PROBLEM REQUIREMENTS: Pick out every line that holds the string "description" and copy it.

(Data items)
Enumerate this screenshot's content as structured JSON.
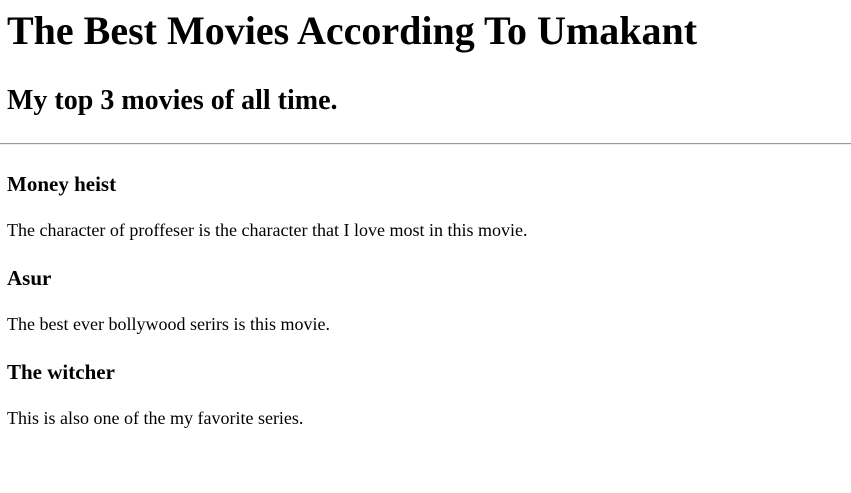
{
  "header": {
    "title": "The Best Movies According To Umakant",
    "subtitle": "My top 3 movies of all time."
  },
  "movies": [
    {
      "title": "Money heist",
      "description": "The character of proffeser is the character that I love most in this movie."
    },
    {
      "title": "Asur",
      "description": "The best ever bollywood serirs is this movie."
    },
    {
      "title": "The witcher",
      "description": "This is also one of the my favorite series."
    }
  ]
}
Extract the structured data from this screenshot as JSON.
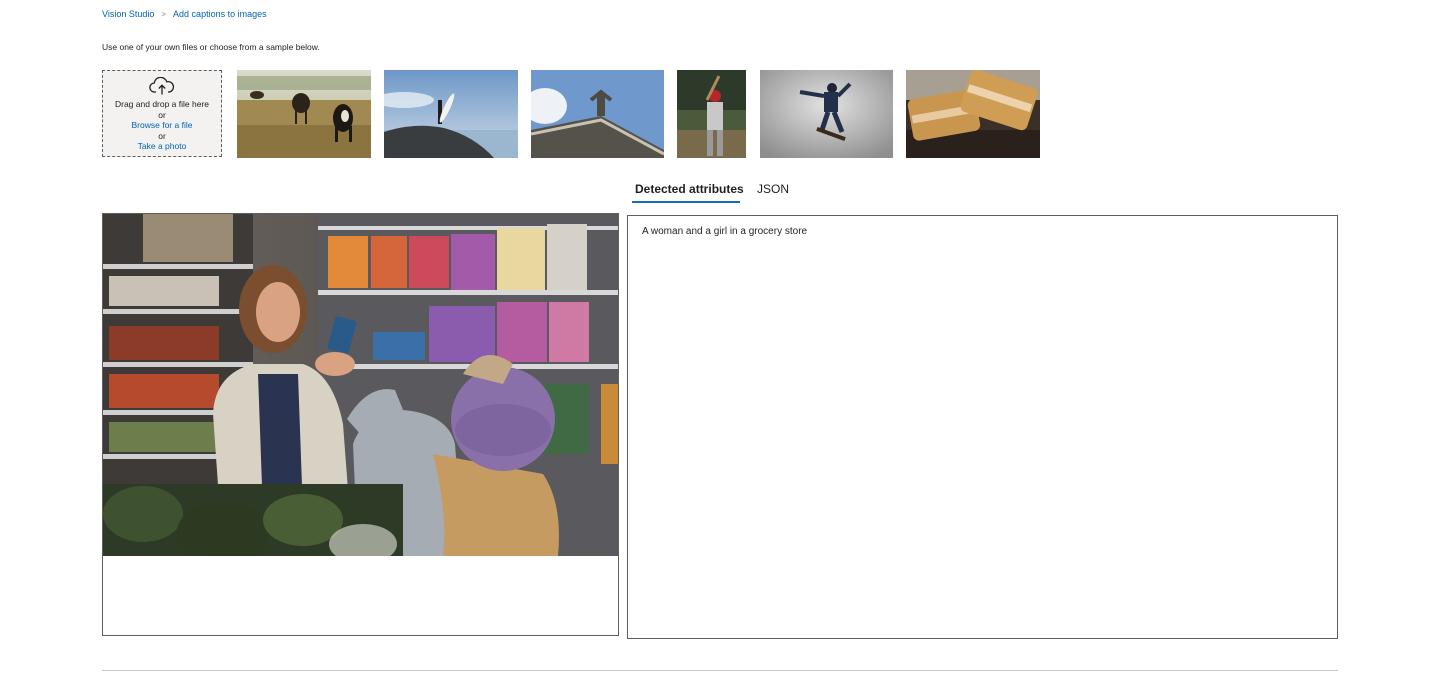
{
  "breadcrumb": {
    "root": "Vision Studio",
    "separator": ">",
    "current": "Add captions to images"
  },
  "intro": "Use one of your own files or choose from a sample below.",
  "upload": {
    "icon": "cloud-upload-icon",
    "drag_text": "Drag and drop a file here",
    "or_1": "or",
    "browse": "Browse for a file",
    "or_2": "or",
    "take_photo": "Take a photo"
  },
  "samples": [
    {
      "name": "sample-cows"
    },
    {
      "name": "sample-surfer"
    },
    {
      "name": "sample-building"
    },
    {
      "name": "sample-baseball"
    },
    {
      "name": "sample-skateboarder"
    },
    {
      "name": "sample-sandwich"
    }
  ],
  "tabs": [
    {
      "label": "Detected attributes",
      "active": true
    },
    {
      "label": "JSON",
      "active": false
    }
  ],
  "result": {
    "caption": "A woman and a girl in a grocery store"
  },
  "colors": {
    "link": "#0063b1",
    "accent": "#106ebe",
    "border": "#605e5c",
    "upload_bg": "#f3f2f1"
  }
}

RESULT OF THIS EXERCISE:
      "description": "The character of proffeser is the character that I love most in this movie."
      "description": "The best ever bollywood serirs is this movie."
      "description": "This is also one of the my favorite series."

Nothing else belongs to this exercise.